### MATERIAL FOR THIS TASK
Begin

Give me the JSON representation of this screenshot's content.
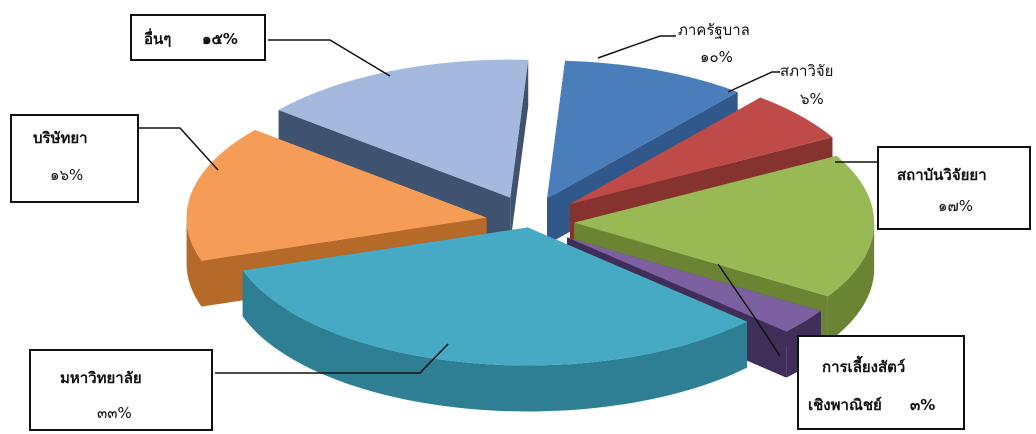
{
  "chart_data": {
    "type": "pie",
    "title": "",
    "categories": [
      "ภาครัฐบาล",
      "สภาวิจัย",
      "สถาบันวิจัยยา",
      "การเลี้ยงสัตว์เชิงพาณิชย์",
      "มหาวิทยาลัย",
      "บริษัทยา",
      "อื่นๆ"
    ],
    "values": [
      10,
      6,
      17,
      3,
      33,
      16,
      15
    ],
    "slices": [
      {
        "label": "ภาครัฐบาล",
        "label_line2": "",
        "value_text": "๑๐%",
        "value": 10,
        "color": "#4a7ebb",
        "side": "#31588a"
      },
      {
        "label": "สภาวิจัย",
        "label_line2": "",
        "value_text": "๖%",
        "value": 6,
        "color": "#be4b48",
        "side": "#86322f"
      },
      {
        "label": "สถาบันวิจัยยา",
        "label_line2": "",
        "value_text": "๑๗%",
        "value": 17,
        "color": "#98b954",
        "side": "#6a8434"
      },
      {
        "label": "การเลี้ยงสัตว์",
        "label_line2": "เชิงพาณิชย์",
        "value_text": "๓%",
        "value": 3,
        "color": "#7d60a0",
        "side": "#3f2e57"
      },
      {
        "label": "มหาวิทยาลัย",
        "label_line2": "",
        "value_text": "๓๓%",
        "value": 33,
        "color": "#46aac5",
        "side": "#2e7e94"
      },
      {
        "label": "บริษัทยา",
        "label_line2": "",
        "value_text": "๑๖%",
        "value": 16,
        "color": "#f59d56",
        "side": "#b66a2a"
      },
      {
        "label": "อื่นๆ",
        "label_line2": "",
        "value_text": "๑๕%",
        "value": 15,
        "color": "#a5b9de",
        "side": "#3f5270"
      }
    ]
  }
}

End

State the count of lines holding the string "งพาณ" in the listing above, and nothing else.

2